§ **Records for this task**

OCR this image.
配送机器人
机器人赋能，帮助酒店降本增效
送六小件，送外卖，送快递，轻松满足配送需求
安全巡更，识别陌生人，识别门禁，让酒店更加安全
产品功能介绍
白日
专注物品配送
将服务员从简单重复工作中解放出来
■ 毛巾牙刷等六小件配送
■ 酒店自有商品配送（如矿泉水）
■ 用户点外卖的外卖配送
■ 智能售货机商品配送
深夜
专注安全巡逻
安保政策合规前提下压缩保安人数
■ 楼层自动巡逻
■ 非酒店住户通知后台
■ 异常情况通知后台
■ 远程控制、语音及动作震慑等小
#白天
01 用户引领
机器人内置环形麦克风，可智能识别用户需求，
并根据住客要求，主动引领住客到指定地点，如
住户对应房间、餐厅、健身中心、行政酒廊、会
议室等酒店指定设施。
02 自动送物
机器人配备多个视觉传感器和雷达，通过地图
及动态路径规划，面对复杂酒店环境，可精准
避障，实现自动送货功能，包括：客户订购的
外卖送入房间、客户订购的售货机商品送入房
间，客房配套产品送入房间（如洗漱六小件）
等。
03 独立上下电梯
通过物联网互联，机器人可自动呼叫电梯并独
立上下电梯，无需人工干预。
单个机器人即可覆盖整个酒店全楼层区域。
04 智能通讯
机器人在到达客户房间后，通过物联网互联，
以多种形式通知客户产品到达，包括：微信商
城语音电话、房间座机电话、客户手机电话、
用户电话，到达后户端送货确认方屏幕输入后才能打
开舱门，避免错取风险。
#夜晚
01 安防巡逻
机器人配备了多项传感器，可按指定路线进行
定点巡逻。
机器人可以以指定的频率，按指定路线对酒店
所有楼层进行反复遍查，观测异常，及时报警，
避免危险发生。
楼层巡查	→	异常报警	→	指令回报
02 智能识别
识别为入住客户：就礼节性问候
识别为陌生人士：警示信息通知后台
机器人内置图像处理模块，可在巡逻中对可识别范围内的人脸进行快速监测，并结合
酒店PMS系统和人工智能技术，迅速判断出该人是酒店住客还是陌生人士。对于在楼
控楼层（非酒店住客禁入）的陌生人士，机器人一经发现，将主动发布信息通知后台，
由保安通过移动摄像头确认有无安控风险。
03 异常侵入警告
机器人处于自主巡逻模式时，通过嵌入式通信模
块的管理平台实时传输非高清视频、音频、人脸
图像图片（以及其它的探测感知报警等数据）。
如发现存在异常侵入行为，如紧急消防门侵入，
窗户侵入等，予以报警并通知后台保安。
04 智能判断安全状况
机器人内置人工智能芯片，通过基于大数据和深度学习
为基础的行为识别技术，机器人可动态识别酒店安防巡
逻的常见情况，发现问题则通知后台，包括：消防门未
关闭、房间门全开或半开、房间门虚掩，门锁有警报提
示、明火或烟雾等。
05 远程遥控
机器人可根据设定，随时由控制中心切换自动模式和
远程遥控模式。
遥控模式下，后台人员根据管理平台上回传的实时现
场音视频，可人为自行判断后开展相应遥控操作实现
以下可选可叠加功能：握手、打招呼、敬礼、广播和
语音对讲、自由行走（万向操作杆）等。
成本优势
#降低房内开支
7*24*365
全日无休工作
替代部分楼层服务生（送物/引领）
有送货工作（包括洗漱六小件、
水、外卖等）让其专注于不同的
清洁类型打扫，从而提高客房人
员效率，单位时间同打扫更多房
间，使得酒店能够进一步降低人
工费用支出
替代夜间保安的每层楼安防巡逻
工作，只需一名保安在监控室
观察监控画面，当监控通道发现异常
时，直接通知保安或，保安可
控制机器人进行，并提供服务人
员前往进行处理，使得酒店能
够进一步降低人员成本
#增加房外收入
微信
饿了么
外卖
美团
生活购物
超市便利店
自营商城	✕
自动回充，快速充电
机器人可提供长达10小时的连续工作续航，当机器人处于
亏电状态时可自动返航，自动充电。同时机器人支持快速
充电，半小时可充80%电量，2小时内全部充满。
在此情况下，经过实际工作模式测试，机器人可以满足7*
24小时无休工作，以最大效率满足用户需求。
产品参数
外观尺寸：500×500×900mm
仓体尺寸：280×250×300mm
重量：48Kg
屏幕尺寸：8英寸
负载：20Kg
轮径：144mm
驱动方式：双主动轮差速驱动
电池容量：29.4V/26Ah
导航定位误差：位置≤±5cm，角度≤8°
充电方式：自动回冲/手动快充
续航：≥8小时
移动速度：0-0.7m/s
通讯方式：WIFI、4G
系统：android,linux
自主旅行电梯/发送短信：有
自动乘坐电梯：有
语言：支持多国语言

§ **Job**
Reproduce each entry from the records above, character for character.

§ **Result for this task**
OCR this image.
配送机器人
机器人赋能，帮助酒店降本增效
送六小件，送外卖，送快递，轻松满足配送需求
安全巡更，识别陌生人，识别门禁，让酒店更加安全
产品功能介绍
白日
专注物品配送
将服务员从简单重复工作中解放出来
■ 毛巾牙刷等六小件配送
■ 酒店自有商品配送（如矿泉水）
■ 用户点外卖的外卖配送
■ 智能售货机商品配送
深夜
专注安全巡逻
安保政策合规前提下压缩保安人数
■ 楼层自动巡逻
■ 非酒店住户通知后台
■ 异常情况通知后台
■ 远程控制、语音及动作震慑等小
#白天
01 用户引领
机器人内置环形麦克风，可智能识别用户需求，
并根据住客要求，主动引领住客到指定地点，如
住户对应房间、餐厅、健身中心、行政酒廊、会
议室等酒店指定设施。
02 自动送物
机器人配备多个视觉传感器和雷达，通过地图
及动态路径规划，面对复杂酒店环境，可精准
避障，实现自动送货功能，包括：客户订购的
外卖送入房间、客户订购的售货机商品送入房
间，客房配套产品送入房间（如洗漱六小件）
等。
03 独立上下电梯
通过物联网互联，机器人可自动呼叫电梯并独
立上下电梯，无需人工干预。
单个机器人即可覆盖整个酒店全楼层区域。
04 智能通讯
机器人在到达客户房间后，通过物联网互联，
以多种形式通知客户产品到达，包括：微信商
城语音电话、房间座机电话、客户手机电话、
用户电话，到达后户端送货确认方屏幕输入后才能打
开舱门，避免错取风险。
#夜晚
01 安防巡逻
机器人配备了多项传感器，可按指定路线进行
定点巡逻。
机器人可以以指定的频率，按指定路线对酒店
所有楼层进行反复遍查，观测异常，及时报警，
避免危险发生。
楼层巡查	→	异常报警	→	指令回报
02 智能识别
识别为入住客户：就礼节性问候
识别为陌生人士：警示信息通知后台
机器人内置图像处理模块，可在巡逻中对可识别范围内的人脸进行快速监测，并结合
酒店PMS系统和人工智能技术，迅速判断出该人是酒店住客还是陌生人士。对于在楼
控楼层（非酒店住客禁入）的陌生人士，机器人一经发现，将主动发布信息通知后台，
由保安通过移动摄像头确认有无安控风险。
03 异常侵入警告
机器人处于自主巡逻模式时，通过嵌入式通信模
块的管理平台实时传输非高清视频、音频、人脸
图像图片（以及其它的探测感知报警等数据）。
如发现存在异常侵入行为，如紧急消防门侵入，
窗户侵入等，予以报警并通知后台保安。
04 智能判断安全状况
机器人内置人工智能芯片，通过基于大数据和深度学习
为基础的行为识别技术，机器人可动态识别酒店安防巡
逻的常见情况，发现问题则通知后台，包括：消防门未
关闭、房间门全开或半开、房间门虚掩，门锁有警报提
示、明火或烟雾等。
05 远程遥控
机器人可根据设定，随时由控制中心切换自动模式和
远程遥控模式。
遥控模式下，后台人员根据管理平台上回传的实时现
场音视频，可人为自行判断后开展相应遥控操作实现
以下可选可叠加功能：握手、打招呼、敬礼、广播和
语音对讲、自由行走（万向操作杆）等。
成本优势
#降低房内开支
7*24*365
全日无休工作
替代部分楼层服务生（送物/引领）
有送货工作（包括洗漱六小件、
水、外卖等）让其专注于不同的
清洁类型打扫，从而提高客房人
员效率，单位时间同打扫更多房
间，使得酒店能够进一步降低人
工费用支出
替代夜间保安的每层楼安防巡逻
工作，只需一名保安在监控室
观察监控画面，当监控通道发现异常
时，直接通知保安或，保安可
控制机器人进行，并提供服务人
员前往进行处理，使得酒店能
够进一步降低人员成本
#增加房外收入
微信
饿了么
外卖
美团
生活购物
超市便利店
自营商城	✕
自动回充，快速充电
机器人可提供长达10小时的连续工作续航，当机器人处于
亏电状态时可自动返航，自动充电。同时机器人支持快速
充电，半小时可充80%电量，2小时内全部充满。
在此情况下，经过实际工作模式测试，机器人可以满足7*
24小时无休工作，以最大效率满足用户需求。
产品参数
外观尺寸：500×500×900mm
仓体尺寸：280×250×300mm
重量：48Kg
屏幕尺寸：8英寸
负载：20Kg
轮径：144mm
驱动方式：双主动轮差速驱动
电池容量：29.4V/26Ah
导航定位误差：位置≤±5cm，角度≤8°
充电方式：自动回冲/手动快充
续航：≥8小时
移动速度：0-0.7m/s
通讯方式：WIFI、4G
系统：android,linux
自主旅行电梯/发送短信：有
自动乘坐电梯：有
语言：支持多国语言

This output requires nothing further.